**Exercise objective**
For the records below, say how many lines contain the string "icon". Give the number only.
— start Material to process —
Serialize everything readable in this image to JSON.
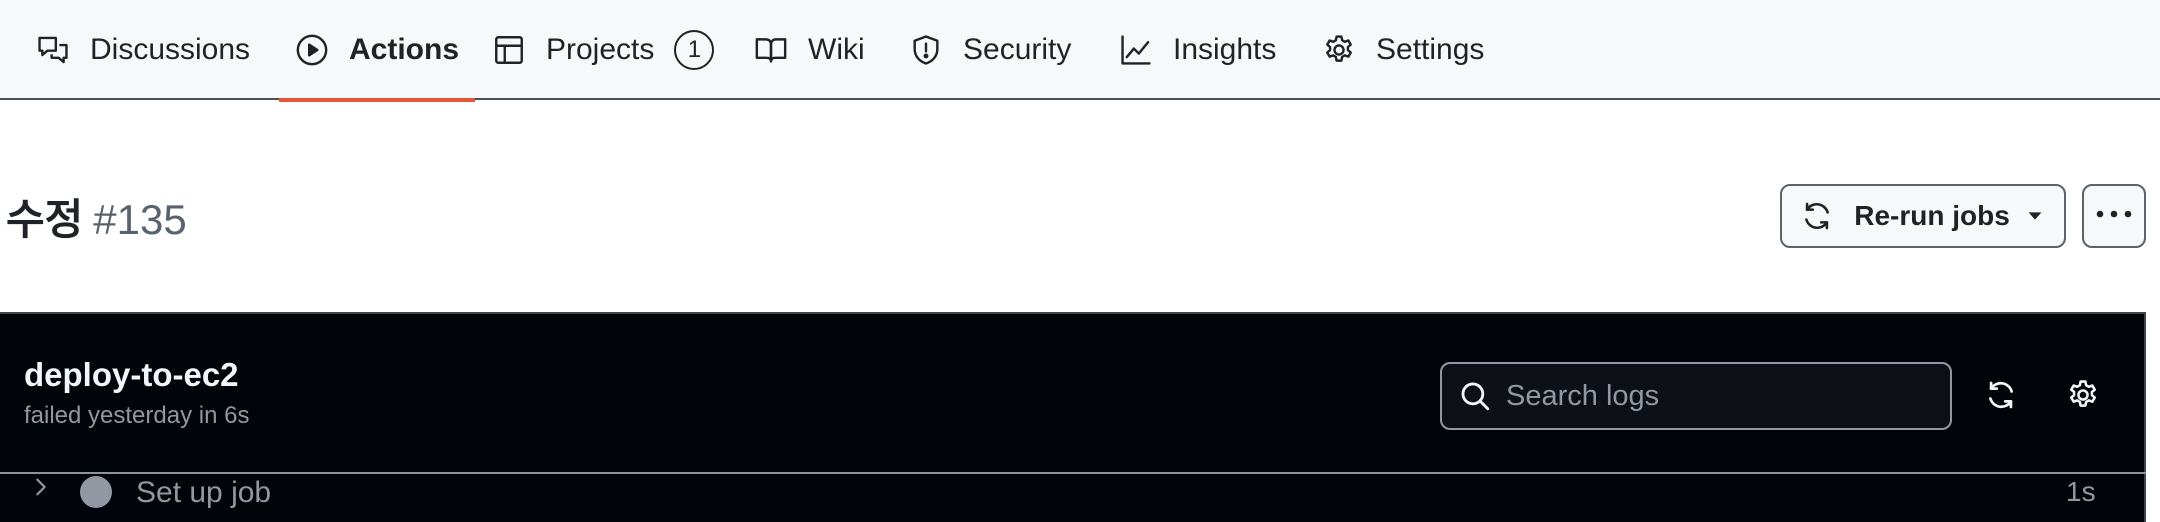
{
  "nav": {
    "tabs": [
      {
        "label": "Discussions",
        "icon": "comment-discussion-icon",
        "active": false
      },
      {
        "label": "Actions",
        "icon": "play-icon",
        "active": true
      },
      {
        "label": "Projects",
        "icon": "table-icon",
        "active": false,
        "counter": "1"
      },
      {
        "label": "Wiki",
        "icon": "book-icon",
        "active": false
      },
      {
        "label": "Security",
        "icon": "shield-icon",
        "active": false
      },
      {
        "label": "Insights",
        "icon": "graph-icon",
        "active": false
      },
      {
        "label": "Settings",
        "icon": "gear-icon",
        "active": false
      }
    ]
  },
  "run": {
    "title": "수정",
    "number": "#135",
    "rerun_label": "Re-run jobs",
    "more_label": "..."
  },
  "job": {
    "name": "deploy-to-ec2",
    "status": "failed yesterday in 6s",
    "search_placeholder": "Search logs",
    "steps": [
      {
        "name": "Set up job",
        "duration": "1s"
      }
    ]
  },
  "colors": {
    "accent_underline": "#e6563b",
    "panel_background": "#010409",
    "nav_background": "#f6f8fa"
  }
}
— end Material to process —
**Solution for this task**
7